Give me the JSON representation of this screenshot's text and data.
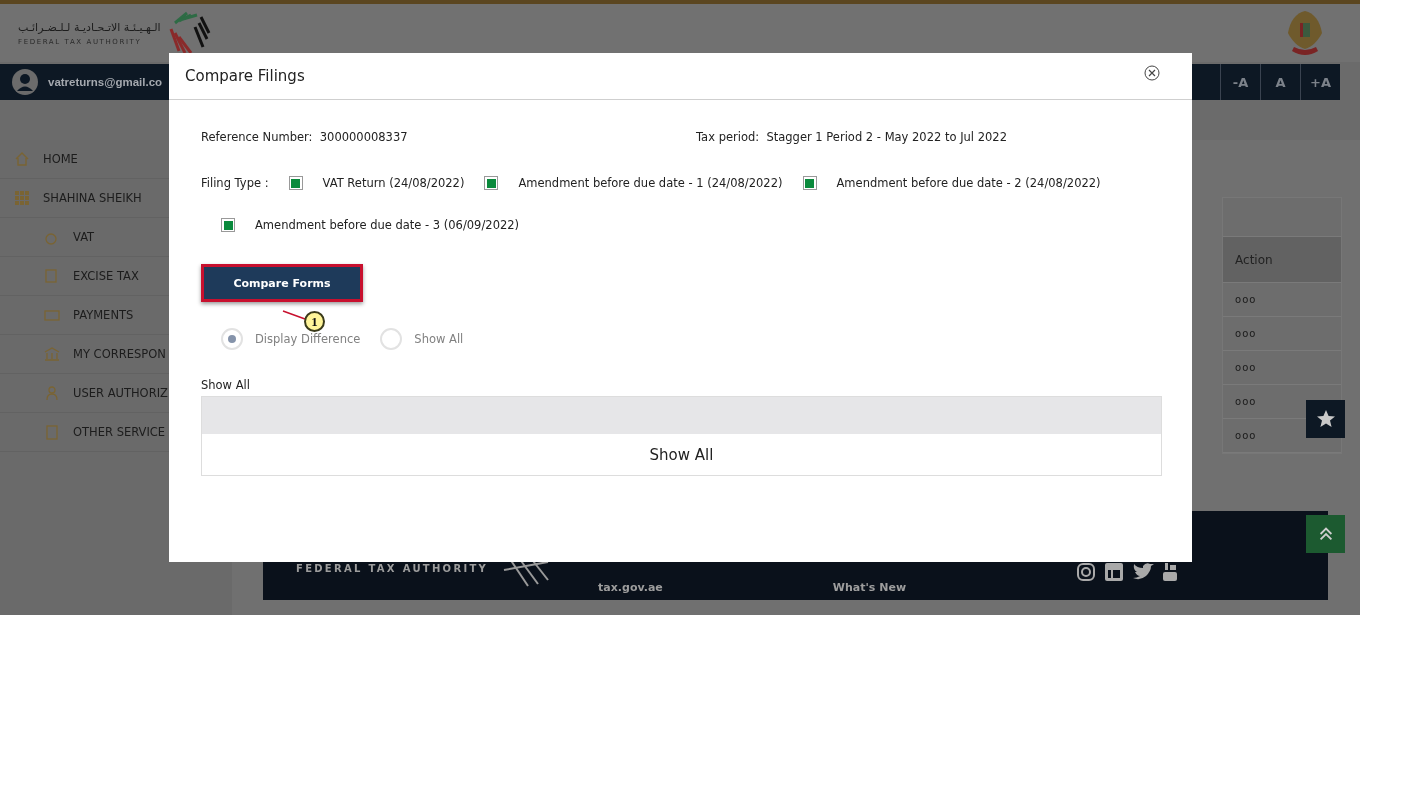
{
  "header": {
    "logo_arabic": "الـهـيـئـة الاتـحـاديـة لـلـضـرائـب",
    "logo_english": "FEDERAL TAX AUTHORITY"
  },
  "user_bar": {
    "email": "vatreturns@gmail.co",
    "font_buttons": [
      "-A",
      "A",
      "+A"
    ]
  },
  "sidebar": {
    "items": [
      {
        "label": "HOME"
      },
      {
        "label": "SHAHINA SHEIKH",
        "children": [
          {
            "label": "VAT"
          },
          {
            "label": "EXCISE TAX"
          },
          {
            "label": "PAYMENTS"
          },
          {
            "label": "MY CORRESPON"
          },
          {
            "label": "USER AUTHORIZ"
          },
          {
            "label": "OTHER SERVICE"
          }
        ]
      }
    ]
  },
  "table": {
    "columns": [
      "Action"
    ],
    "rows": [
      {
        "action": "ooo"
      },
      {
        "action": "ooo"
      },
      {
        "action": "ooo"
      },
      {
        "action": "ooo"
      },
      {
        "action": "ooo"
      }
    ]
  },
  "footer": {
    "logo_text": "FEDERAL TAX AUTHORITY",
    "links": [
      "tax.gov.ae",
      "What's New"
    ]
  },
  "modal": {
    "title": "Compare Filings",
    "reference_label": "Reference Number:",
    "reference_number": "300000008337",
    "tax_period_label": "Tax period:",
    "tax_period": "Stagger 1 Period 2 - May 2022 to Jul 2022",
    "filing_type_label": "Filing Type :",
    "filings": [
      {
        "label": "VAT Return (24/08/2022)",
        "checked": true
      },
      {
        "label": "Amendment before due date - 1 (24/08/2022)",
        "checked": true
      },
      {
        "label": "Amendment before due date - 2 (24/08/2022)",
        "checked": true
      },
      {
        "label": "Amendment before due date - 3 (06/09/2022)",
        "checked": true
      }
    ],
    "compare_button": "Compare Forms",
    "view_options": [
      {
        "label": "Display Difference",
        "selected": true
      },
      {
        "label": "Show All",
        "selected": false
      }
    ],
    "result_label": "Show All",
    "result_text": "Show All"
  },
  "callout": {
    "number": "1"
  }
}
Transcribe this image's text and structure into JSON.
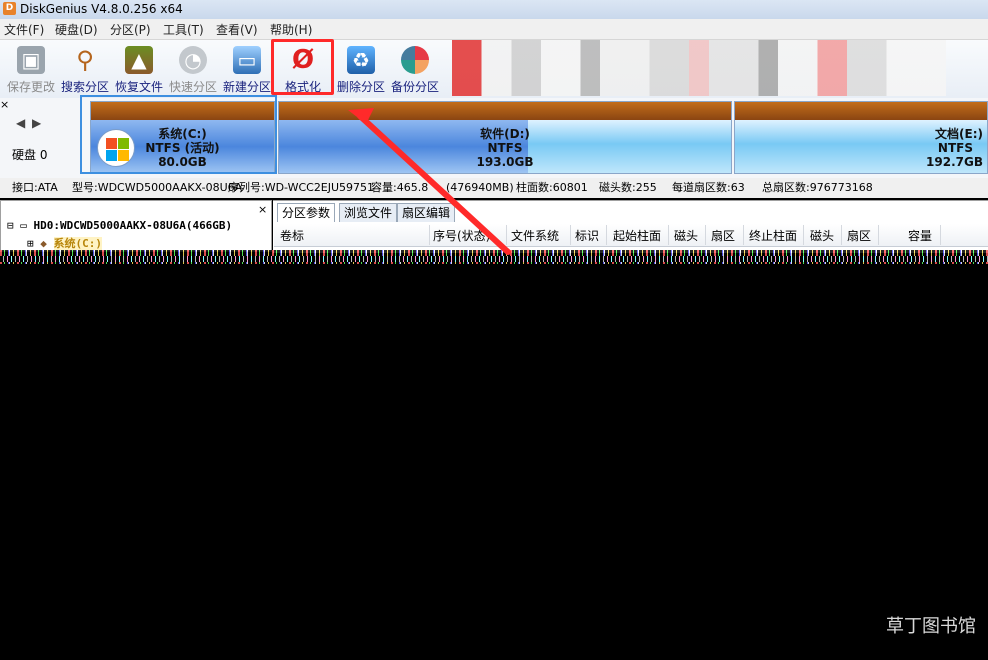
{
  "app": {
    "title": "DiskGenius V4.8.0.256 x64",
    "icon_text": "D"
  },
  "menu": [
    {
      "label": "文件(F)"
    },
    {
      "label": "硬盘(D)"
    },
    {
      "label": "分区(P)"
    },
    {
      "label": "工具(T)"
    },
    {
      "label": "查看(V)"
    },
    {
      "label": "帮助(H)"
    }
  ],
  "toolbar": [
    {
      "label": "保存更改",
      "icon": "save-disk-icon",
      "enabled": false
    },
    {
      "label": "搜索分区",
      "icon": "magnifier-icon",
      "enabled": true
    },
    {
      "label": "恢复文件",
      "icon": "recover-box-icon",
      "enabled": true
    },
    {
      "label": "快速分区",
      "icon": "quick-partition-disk-icon",
      "enabled": false
    },
    {
      "label": "新建分区",
      "icon": "new-partition-laptop-icon",
      "enabled": true
    },
    {
      "label": "格式化",
      "icon": "format-null-icon",
      "enabled": true
    },
    {
      "label": "删除分区",
      "icon": "recycle-bin-icon",
      "enabled": true
    },
    {
      "label": "备份分区",
      "icon": "backup-pie-icon",
      "enabled": true
    }
  ],
  "disk": {
    "nav_prev": "◀",
    "nav_next": "▶",
    "label": "硬盘 0",
    "partitions": [
      {
        "name": "系统(C:)",
        "fs": "NTFS (活动)",
        "size": "80.0GB",
        "used_fraction": 1.0
      },
      {
        "name": "软件(D:)",
        "fs": "NTFS",
        "size": "193.0GB",
        "used_fraction": 0.55
      },
      {
        "name": "文档(E:)",
        "fs": "NTFS",
        "size": "192.7GB",
        "used_fraction": 0.0
      }
    ]
  },
  "info": {
    "interface": "接口:ATA",
    "model": "型号:WDCWD5000AAKX-08U6A",
    "serial": "序列号:WD-WCC2EJU59751",
    "capacity": "容量:465.8",
    "capacity_mb": "(476940MB)",
    "cylinders": "柱面数:60801",
    "heads": "磁头数:255",
    "sectors_per_track": "每道扇区数:63",
    "total_sectors": "总扇区数:976773168"
  },
  "tree": {
    "close": "×",
    "disk_node": "HD0:WDCWD5000AAKX-08U6A(466GB)",
    "partition_node": "系统(C:)"
  },
  "tabs": [
    {
      "label": "分区参数",
      "active": true
    },
    {
      "label": "浏览文件",
      "active": false
    },
    {
      "label": "扇区编辑",
      "active": false
    }
  ],
  "columns": [
    "卷标",
    "序号(状态)",
    "文件系统",
    "标识",
    "起始柱面",
    "磁头",
    "扇区",
    "终止柱面",
    "磁头",
    "扇区",
    "容量"
  ],
  "colors": {
    "highlight": "#ff2a2a",
    "selection": "#3d8fe0",
    "partition_bar": "#a6581a"
  },
  "watermark": "草丁图书馆"
}
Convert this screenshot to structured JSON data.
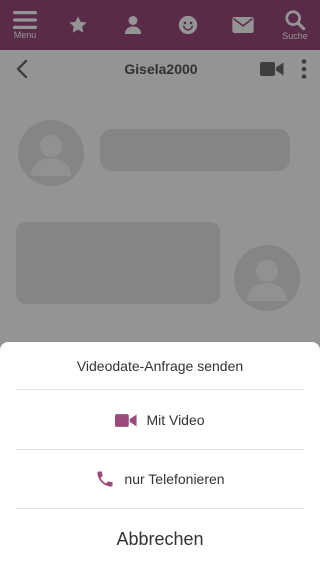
{
  "colors": {
    "brand": "#9b4a7c",
    "icon_header": "#6b6b6b",
    "bubble": "#e6e6e6"
  },
  "nav": {
    "menu_label": "Menu",
    "search_label": "Suche",
    "icons": [
      "menu-icon",
      "star-icon",
      "person-icon",
      "smiley-icon",
      "envelope-icon",
      "search-icon"
    ]
  },
  "chat": {
    "partner_name": "Gisela2000"
  },
  "sheet": {
    "title": "Videodate-Anfrage senden",
    "option_video": "Mit Video",
    "option_phone": "nur Telefonieren",
    "cancel": "Abbrechen"
  }
}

..............................

### Written task
Only the lines from the one holding "Convert this screenshot" through the last line of the records should be output, please, exactly and without any pictures.

### Response to the exercise
Convert this screenshot to structured JSON data.
{
  "colors": {
    "brand": "#9b4a7c",
    "icon_header": "#6b6b6b",
    "bubble": "#e6e6e6"
  },
  "nav": {
    "menu_label": "Menu",
    "search_label": "Suche",
    "icons": [
      "menu-icon",
      "star-icon",
      "person-icon",
      "smiley-icon",
      "envelope-icon",
      "search-icon"
    ]
  },
  "chat": {
    "partner_name": "Gisela2000"
  },
  "sheet": {
    "title": "Videodate-Anfrage senden",
    "option_video": "Mit Video",
    "option_phone": "nur Telefonieren",
    "cancel": "Abbrechen"
  }
}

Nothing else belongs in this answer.